Exercise instructions - Extract from the listing each line in which the word "esta" appears.

··· Material

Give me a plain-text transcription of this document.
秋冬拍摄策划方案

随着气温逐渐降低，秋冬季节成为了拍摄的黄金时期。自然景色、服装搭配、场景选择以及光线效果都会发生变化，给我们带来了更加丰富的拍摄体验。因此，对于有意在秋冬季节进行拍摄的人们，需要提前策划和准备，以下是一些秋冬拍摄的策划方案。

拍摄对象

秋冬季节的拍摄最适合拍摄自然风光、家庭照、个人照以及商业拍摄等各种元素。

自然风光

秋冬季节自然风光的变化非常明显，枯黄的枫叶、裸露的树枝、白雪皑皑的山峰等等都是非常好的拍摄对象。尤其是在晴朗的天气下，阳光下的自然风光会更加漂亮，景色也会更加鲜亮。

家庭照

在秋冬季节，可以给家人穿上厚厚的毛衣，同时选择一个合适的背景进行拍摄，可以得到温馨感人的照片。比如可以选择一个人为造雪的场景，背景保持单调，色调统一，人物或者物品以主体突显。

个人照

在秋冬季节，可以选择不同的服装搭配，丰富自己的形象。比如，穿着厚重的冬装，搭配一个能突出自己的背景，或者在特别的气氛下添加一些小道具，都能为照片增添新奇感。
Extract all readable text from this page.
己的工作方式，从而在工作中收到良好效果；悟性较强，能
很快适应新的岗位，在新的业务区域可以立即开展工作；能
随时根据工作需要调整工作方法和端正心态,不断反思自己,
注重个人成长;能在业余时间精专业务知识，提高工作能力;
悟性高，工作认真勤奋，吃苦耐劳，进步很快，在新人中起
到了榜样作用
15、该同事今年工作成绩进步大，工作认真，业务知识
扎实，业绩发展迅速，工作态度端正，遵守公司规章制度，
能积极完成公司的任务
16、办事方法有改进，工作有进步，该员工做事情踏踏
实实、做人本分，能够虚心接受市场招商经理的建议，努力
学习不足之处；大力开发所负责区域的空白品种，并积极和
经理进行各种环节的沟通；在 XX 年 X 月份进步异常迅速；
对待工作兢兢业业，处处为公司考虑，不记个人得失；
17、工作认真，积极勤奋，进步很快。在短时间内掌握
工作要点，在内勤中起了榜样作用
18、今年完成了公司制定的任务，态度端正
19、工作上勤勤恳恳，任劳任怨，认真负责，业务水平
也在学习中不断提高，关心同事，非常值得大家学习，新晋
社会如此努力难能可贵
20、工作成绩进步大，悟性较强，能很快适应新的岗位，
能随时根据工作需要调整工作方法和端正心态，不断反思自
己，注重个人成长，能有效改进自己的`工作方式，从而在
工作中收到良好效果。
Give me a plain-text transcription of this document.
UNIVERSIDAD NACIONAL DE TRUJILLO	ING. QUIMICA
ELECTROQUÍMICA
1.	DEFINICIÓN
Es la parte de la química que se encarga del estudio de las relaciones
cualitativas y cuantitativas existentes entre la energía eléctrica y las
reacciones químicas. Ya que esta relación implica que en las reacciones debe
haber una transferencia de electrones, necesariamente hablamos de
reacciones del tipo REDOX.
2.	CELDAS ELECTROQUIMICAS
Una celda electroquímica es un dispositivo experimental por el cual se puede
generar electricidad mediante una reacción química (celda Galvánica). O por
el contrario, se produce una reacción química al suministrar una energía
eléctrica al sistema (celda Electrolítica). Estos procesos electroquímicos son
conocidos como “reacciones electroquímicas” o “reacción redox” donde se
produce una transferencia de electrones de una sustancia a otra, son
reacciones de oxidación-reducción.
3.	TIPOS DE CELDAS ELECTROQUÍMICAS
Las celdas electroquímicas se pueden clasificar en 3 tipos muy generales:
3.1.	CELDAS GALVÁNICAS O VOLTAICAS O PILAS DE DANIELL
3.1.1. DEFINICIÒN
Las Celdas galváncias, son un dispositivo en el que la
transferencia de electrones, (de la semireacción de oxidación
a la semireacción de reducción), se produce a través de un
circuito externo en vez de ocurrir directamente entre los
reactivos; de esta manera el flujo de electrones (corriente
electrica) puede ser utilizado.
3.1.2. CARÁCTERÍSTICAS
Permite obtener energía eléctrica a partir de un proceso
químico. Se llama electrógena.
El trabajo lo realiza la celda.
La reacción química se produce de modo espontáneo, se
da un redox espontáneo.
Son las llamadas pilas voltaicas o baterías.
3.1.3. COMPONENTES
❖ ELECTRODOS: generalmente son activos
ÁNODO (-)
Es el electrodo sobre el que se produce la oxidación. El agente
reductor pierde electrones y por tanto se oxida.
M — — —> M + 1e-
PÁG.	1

······

Problem solution -
reacciones químicas. Ya que esta relación implica que en las reacciones debe
reactivos; de esta manera el flujo de electrones (corriente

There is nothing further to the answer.